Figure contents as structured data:
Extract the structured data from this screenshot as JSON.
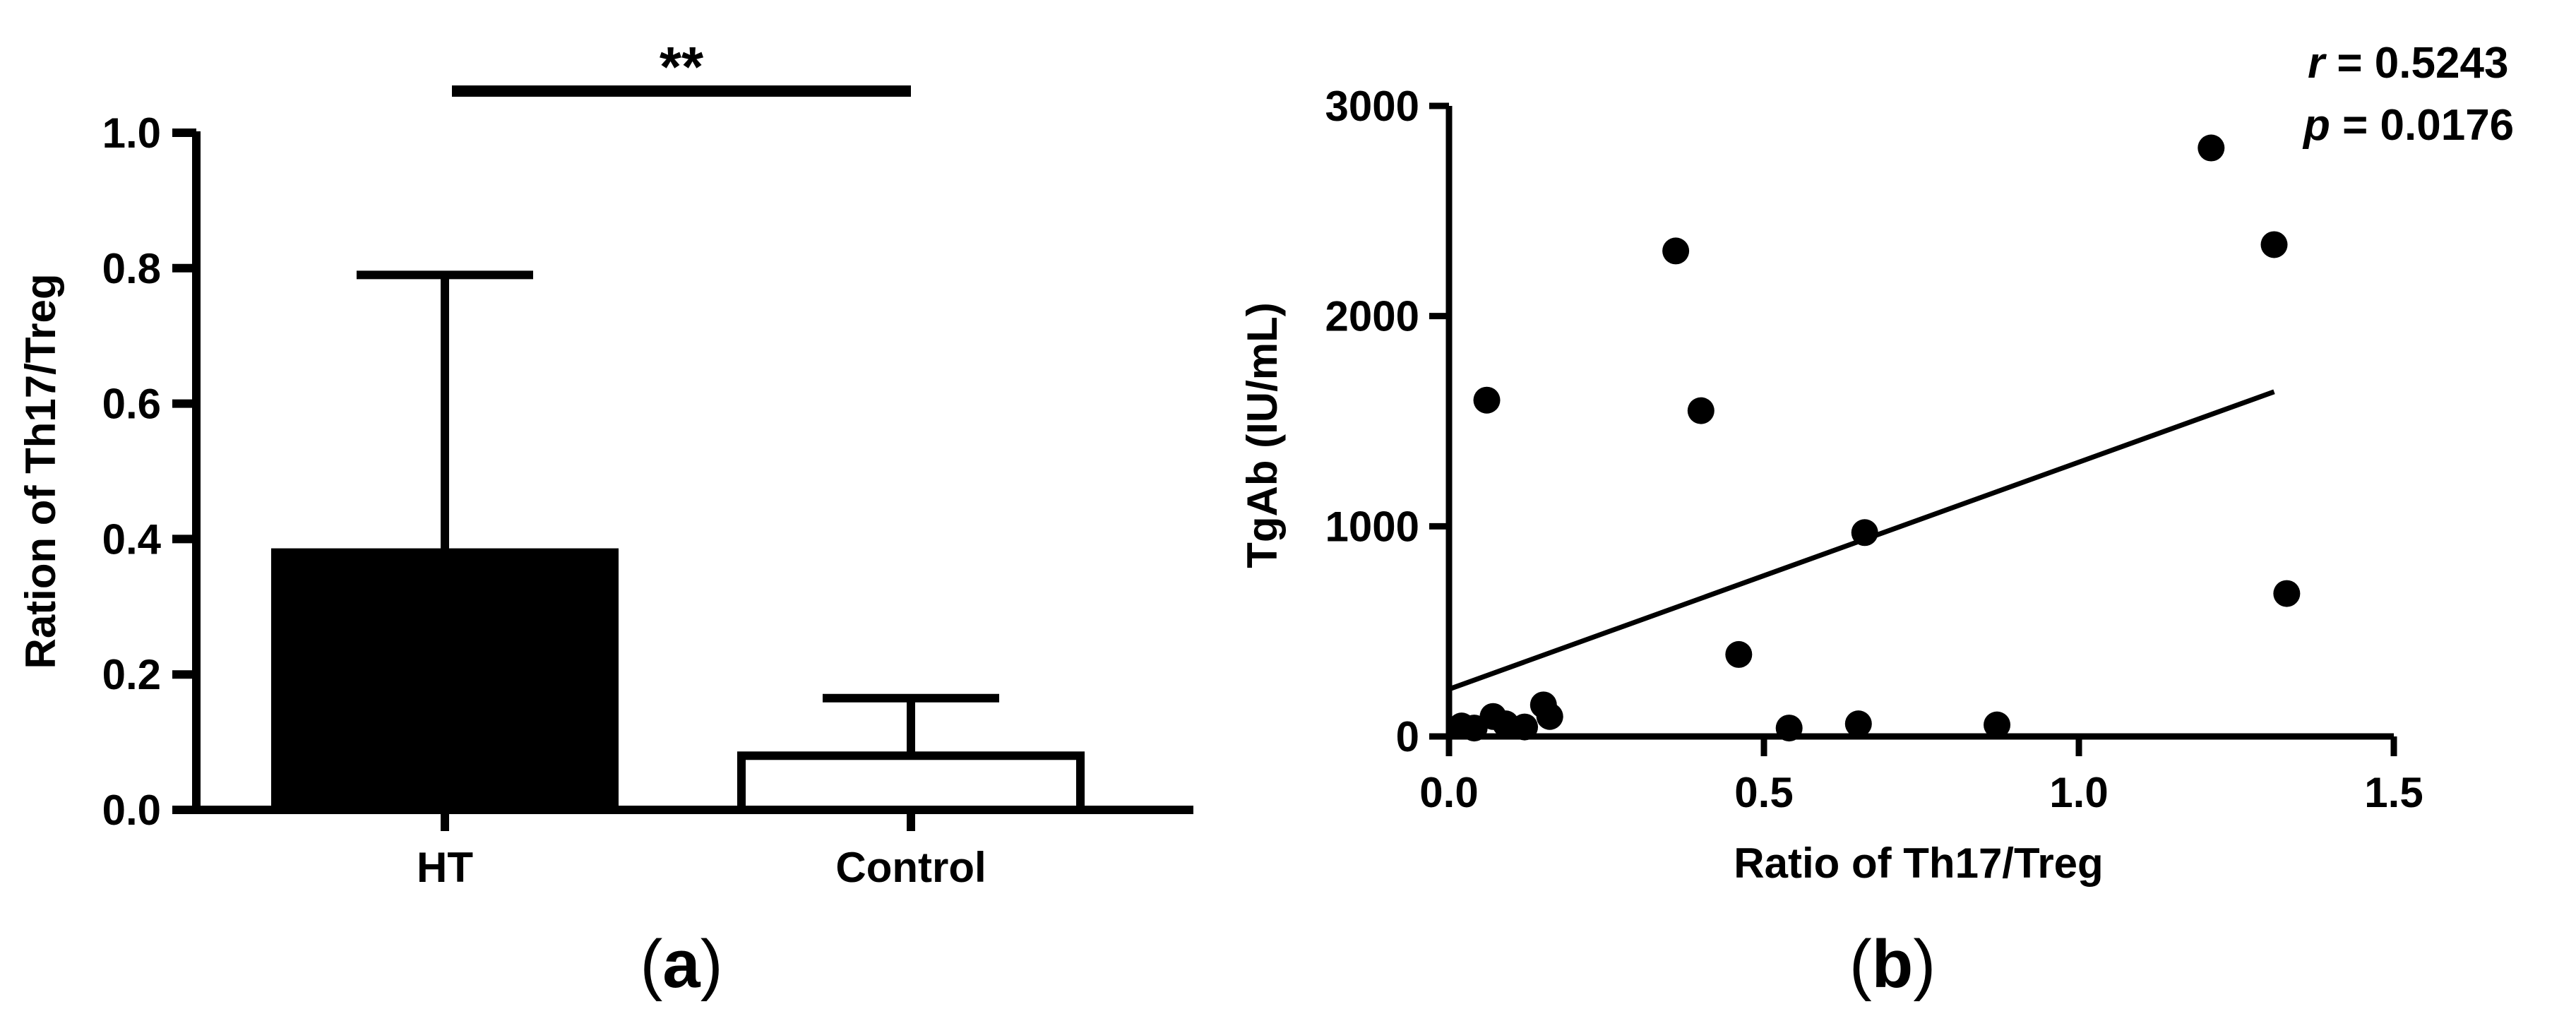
{
  "chart_data": [
    {
      "panel": "(a)",
      "panel_letter": "a",
      "type": "bar",
      "title": "",
      "xlabel": "",
      "ylabel": "Ration of Th17/Treg",
      "ylim": [
        0,
        1.0
      ],
      "yticks": [
        "0.0",
        "0.2",
        "0.4",
        "0.6",
        "0.8",
        "1.0"
      ],
      "yticks_values": [
        0,
        0.2,
        0.4,
        0.6,
        0.8,
        1.0
      ],
      "categories": [
        "HT",
        "Control"
      ],
      "values": [
        0.38,
        0.08
      ],
      "error_upper": [
        0.79,
        0.165
      ],
      "bar_fills": [
        "#000000",
        "#ffffff"
      ],
      "significance": "**",
      "grid": false
    },
    {
      "panel": "(b)",
      "panel_letter": "b",
      "type": "scatter",
      "title": "",
      "xlabel": "Ratio of Th17/Treg",
      "ylabel": "TgAb (IU/mL)",
      "xlim": [
        0,
        1.5
      ],
      "ylim": [
        0,
        3000
      ],
      "xticks": [
        "0.0",
        "0.5",
        "1.0",
        "1.5"
      ],
      "xticks_values": [
        0,
        0.5,
        1.0,
        1.5
      ],
      "yticks": [
        "0",
        "1000",
        "2000",
        "3000"
      ],
      "yticks_values": [
        0,
        1000,
        2000,
        3000
      ],
      "points": [
        {
          "x": 0.02,
          "y": 50
        },
        {
          "x": 0.04,
          "y": 40
        },
        {
          "x": 0.06,
          "y": 1600
        },
        {
          "x": 0.07,
          "y": 95
        },
        {
          "x": 0.09,
          "y": 60
        },
        {
          "x": 0.12,
          "y": 45
        },
        {
          "x": 0.15,
          "y": 150
        },
        {
          "x": 0.16,
          "y": 95
        },
        {
          "x": 0.36,
          "y": 2310
        },
        {
          "x": 0.4,
          "y": 1550
        },
        {
          "x": 0.46,
          "y": 390
        },
        {
          "x": 0.54,
          "y": 40
        },
        {
          "x": 0.65,
          "y": 60
        },
        {
          "x": 0.66,
          "y": 970
        },
        {
          "x": 0.87,
          "y": 55
        },
        {
          "x": 1.21,
          "y": 2800
        },
        {
          "x": 1.31,
          "y": 2340
        },
        {
          "x": 1.33,
          "y": 680
        }
      ],
      "regression_line": {
        "x": [
          0,
          1.31
        ],
        "y": [
          225,
          1640
        ]
      },
      "stats": {
        "r_symbol": "r",
        "r_value": " = 0.5243",
        "p_symbol": "p",
        "p_value": " = 0.0176"
      },
      "grid": false
    }
  ]
}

## TASK STATEMENT
Scan the material above for the string "Treg" and return the lines that hold it.

## ANSWER TO THIS EXERCISE
      "ylabel": "Ration of Th17/Treg",
      "xlabel": "Ratio of Th17/Treg",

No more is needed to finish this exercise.